> Task material
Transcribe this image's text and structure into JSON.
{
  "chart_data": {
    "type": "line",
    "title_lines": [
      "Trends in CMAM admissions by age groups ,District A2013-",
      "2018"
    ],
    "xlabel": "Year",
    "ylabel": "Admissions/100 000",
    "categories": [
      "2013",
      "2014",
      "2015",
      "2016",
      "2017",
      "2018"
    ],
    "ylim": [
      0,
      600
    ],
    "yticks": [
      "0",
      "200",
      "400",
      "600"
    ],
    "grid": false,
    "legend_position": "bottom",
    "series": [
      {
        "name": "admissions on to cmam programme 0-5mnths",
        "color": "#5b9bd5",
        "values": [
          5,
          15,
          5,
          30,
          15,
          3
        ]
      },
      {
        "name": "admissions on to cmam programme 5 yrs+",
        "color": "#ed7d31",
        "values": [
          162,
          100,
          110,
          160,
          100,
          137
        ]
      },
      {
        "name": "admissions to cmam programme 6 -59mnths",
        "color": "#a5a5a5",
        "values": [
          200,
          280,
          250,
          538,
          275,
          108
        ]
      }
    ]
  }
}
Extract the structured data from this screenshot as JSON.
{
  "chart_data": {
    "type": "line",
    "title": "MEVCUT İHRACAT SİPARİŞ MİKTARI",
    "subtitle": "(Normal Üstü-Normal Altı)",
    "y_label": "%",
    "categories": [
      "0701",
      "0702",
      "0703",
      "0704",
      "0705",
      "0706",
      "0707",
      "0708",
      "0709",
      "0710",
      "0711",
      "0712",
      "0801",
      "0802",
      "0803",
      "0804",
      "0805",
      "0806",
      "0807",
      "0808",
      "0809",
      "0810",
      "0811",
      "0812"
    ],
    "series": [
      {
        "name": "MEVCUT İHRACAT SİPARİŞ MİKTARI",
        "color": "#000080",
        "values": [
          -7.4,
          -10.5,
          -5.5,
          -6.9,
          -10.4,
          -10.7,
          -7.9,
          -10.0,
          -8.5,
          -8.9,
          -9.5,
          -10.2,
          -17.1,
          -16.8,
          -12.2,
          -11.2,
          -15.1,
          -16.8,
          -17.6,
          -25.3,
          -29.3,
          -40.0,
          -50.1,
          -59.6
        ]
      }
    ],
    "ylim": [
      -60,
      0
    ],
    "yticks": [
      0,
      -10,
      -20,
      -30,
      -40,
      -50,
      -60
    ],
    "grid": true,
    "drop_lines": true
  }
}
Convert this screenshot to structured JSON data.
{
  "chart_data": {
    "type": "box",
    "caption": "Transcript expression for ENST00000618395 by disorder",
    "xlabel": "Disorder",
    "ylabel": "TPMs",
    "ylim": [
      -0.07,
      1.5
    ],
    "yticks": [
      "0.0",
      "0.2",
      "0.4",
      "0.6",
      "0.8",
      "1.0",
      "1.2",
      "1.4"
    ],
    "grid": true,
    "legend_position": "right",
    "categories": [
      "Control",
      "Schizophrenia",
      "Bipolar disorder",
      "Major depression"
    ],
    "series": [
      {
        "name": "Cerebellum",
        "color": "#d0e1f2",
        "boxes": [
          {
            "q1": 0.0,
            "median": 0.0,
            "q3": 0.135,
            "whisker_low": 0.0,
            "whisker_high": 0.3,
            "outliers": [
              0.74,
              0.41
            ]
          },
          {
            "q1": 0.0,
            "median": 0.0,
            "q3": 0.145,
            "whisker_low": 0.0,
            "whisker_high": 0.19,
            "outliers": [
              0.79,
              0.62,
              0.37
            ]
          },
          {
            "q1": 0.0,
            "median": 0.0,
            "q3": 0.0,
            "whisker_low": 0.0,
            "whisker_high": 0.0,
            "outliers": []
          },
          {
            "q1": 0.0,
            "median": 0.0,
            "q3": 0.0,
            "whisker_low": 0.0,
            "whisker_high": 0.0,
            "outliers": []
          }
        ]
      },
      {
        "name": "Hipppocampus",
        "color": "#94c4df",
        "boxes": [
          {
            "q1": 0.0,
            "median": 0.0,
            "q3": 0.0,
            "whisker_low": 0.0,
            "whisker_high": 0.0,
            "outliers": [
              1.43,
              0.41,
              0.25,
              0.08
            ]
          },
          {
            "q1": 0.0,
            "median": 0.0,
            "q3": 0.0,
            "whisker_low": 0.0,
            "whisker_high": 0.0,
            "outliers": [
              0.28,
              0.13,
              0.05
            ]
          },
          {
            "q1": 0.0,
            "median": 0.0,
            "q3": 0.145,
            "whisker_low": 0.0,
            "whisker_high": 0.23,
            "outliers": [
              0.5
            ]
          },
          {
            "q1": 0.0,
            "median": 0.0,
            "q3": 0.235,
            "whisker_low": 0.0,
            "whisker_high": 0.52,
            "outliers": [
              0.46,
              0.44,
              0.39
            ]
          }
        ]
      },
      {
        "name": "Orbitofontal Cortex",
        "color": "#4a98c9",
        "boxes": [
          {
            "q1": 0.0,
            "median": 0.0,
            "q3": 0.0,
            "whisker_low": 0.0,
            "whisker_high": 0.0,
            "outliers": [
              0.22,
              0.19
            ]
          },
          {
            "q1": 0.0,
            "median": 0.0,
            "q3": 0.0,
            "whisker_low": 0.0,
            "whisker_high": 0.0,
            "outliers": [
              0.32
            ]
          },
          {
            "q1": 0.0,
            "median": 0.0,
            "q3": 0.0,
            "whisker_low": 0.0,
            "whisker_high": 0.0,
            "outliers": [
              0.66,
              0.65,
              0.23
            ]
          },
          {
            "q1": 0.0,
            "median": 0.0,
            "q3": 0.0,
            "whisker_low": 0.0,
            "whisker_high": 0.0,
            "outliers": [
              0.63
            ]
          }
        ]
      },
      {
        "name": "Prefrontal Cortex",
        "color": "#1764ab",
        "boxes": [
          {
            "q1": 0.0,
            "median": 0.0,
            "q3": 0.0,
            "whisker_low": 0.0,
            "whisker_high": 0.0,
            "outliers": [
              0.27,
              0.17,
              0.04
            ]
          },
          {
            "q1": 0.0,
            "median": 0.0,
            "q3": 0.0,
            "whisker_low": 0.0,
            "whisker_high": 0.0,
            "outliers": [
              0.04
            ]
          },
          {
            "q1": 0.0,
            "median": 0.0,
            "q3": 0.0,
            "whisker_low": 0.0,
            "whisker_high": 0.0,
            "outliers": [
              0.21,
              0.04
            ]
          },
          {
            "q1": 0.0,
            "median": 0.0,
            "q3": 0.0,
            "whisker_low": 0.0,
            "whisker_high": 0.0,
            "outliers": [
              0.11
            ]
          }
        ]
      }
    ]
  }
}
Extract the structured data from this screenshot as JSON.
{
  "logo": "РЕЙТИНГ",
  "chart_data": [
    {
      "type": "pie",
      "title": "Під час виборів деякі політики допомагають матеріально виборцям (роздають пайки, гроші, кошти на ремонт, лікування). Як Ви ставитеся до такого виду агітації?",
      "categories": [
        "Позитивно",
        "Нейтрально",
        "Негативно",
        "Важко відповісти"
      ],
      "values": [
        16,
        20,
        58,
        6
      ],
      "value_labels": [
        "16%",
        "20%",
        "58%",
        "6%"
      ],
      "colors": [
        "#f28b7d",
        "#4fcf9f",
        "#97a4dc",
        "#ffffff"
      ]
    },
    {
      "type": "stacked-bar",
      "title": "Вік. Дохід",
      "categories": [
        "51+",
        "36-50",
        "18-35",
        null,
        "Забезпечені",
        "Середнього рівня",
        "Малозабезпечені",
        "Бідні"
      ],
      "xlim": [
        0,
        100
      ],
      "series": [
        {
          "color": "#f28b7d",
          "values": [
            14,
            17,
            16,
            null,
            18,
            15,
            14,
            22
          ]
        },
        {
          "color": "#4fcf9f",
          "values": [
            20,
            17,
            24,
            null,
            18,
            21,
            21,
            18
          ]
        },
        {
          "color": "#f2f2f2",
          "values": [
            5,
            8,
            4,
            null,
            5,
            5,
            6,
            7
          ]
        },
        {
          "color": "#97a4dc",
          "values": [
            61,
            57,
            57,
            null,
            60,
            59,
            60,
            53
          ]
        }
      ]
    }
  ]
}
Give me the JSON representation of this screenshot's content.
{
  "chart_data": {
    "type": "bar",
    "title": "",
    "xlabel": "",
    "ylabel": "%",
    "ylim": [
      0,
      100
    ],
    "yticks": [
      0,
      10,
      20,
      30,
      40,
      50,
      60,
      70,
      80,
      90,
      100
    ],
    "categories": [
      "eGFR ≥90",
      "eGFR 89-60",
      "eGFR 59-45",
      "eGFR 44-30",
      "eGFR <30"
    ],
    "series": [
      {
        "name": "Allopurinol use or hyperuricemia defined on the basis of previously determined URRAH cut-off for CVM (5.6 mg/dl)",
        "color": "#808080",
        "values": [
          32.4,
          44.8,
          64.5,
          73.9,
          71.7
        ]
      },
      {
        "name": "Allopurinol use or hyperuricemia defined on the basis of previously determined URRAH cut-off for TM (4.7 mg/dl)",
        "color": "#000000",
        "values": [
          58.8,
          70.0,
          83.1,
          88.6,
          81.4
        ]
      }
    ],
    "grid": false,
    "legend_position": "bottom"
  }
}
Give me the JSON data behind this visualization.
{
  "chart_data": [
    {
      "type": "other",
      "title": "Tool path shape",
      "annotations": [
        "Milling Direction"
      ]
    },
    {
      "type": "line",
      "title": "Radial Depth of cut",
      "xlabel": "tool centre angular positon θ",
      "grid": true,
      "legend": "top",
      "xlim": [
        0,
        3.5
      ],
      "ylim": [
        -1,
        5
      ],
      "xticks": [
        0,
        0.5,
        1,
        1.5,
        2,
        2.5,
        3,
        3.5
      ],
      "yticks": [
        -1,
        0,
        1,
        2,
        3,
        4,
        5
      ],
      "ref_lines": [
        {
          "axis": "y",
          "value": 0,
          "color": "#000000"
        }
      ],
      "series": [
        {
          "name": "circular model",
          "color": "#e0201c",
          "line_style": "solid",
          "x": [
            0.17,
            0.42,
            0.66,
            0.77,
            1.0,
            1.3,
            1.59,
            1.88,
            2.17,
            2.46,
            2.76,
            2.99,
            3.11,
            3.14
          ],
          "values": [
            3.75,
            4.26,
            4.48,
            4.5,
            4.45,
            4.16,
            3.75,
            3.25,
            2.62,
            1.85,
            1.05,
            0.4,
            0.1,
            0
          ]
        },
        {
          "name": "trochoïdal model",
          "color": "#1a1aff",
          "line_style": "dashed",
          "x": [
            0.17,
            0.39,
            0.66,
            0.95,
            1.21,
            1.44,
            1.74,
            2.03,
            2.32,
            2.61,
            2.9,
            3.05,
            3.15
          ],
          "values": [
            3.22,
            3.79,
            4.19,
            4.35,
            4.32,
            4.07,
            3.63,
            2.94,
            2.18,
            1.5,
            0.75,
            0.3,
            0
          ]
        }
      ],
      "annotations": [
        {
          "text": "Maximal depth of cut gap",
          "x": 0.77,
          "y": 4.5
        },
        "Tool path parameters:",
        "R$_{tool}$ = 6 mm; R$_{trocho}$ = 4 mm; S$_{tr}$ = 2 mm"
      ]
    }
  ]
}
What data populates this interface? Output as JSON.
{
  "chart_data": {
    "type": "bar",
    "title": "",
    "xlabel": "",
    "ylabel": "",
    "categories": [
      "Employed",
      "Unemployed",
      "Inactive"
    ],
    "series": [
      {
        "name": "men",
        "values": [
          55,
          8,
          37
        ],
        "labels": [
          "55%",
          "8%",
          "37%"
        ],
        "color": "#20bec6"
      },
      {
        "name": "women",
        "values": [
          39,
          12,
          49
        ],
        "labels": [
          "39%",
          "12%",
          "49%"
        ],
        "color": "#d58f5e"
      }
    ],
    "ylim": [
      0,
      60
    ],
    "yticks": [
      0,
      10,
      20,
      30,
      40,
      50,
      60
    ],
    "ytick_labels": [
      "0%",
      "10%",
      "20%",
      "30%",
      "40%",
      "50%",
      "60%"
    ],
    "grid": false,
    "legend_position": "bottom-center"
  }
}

> What to do
Each line that holds the word "path" should be extracted from the records.

> Written solution
      "title": "Tool path shape",
        "Tool path parameters:",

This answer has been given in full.